Records from a data source
★ ★ ★ ★

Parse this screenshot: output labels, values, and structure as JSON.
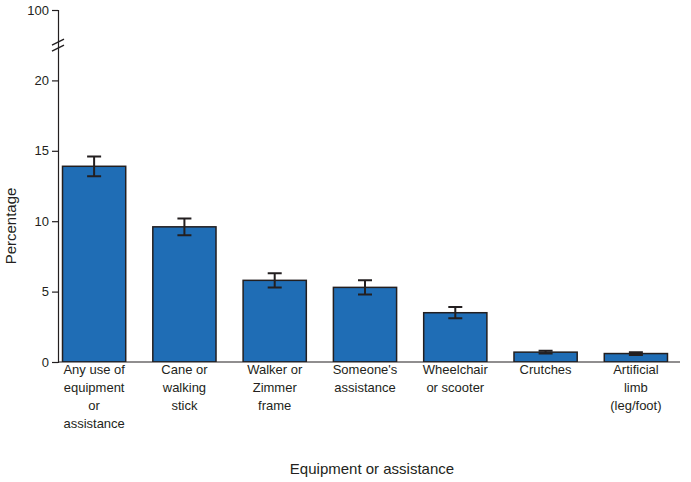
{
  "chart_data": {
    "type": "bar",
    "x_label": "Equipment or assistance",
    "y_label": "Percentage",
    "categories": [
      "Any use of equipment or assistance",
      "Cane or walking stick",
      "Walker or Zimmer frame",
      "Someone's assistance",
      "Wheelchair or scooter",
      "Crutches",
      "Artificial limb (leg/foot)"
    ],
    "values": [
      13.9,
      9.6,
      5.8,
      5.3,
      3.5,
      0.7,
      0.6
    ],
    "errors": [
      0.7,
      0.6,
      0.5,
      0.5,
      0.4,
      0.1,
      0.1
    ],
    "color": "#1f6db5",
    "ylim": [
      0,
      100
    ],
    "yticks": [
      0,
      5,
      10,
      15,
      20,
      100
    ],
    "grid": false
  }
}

★ ★ ★ ★

## Given instruction
Return all the entries word for word, but omit any pictures they contain.

## Result
Parse this screenshot: output labels, values, and structure as JSON.
{
  "chart_data": {
    "type": "bar",
    "x_label": "Equipment or assistance",
    "y_label": "Percentage",
    "categories": [
      "Any use of equipment or assistance",
      "Cane or walking stick",
      "Walker or Zimmer frame",
      "Someone's assistance",
      "Wheelchair or scooter",
      "Crutches",
      "Artificial limb (leg/foot)"
    ],
    "values": [
      13.9,
      9.6,
      5.8,
      5.3,
      3.5,
      0.7,
      0.6
    ],
    "errors": [
      0.7,
      0.6,
      0.5,
      0.5,
      0.4,
      0.1,
      0.1
    ],
    "color": "#1f6db5",
    "ylim": [
      0,
      100
    ],
    "yticks": [
      0,
      5,
      10,
      15,
      20,
      100
    ],
    "grid": false
  }
}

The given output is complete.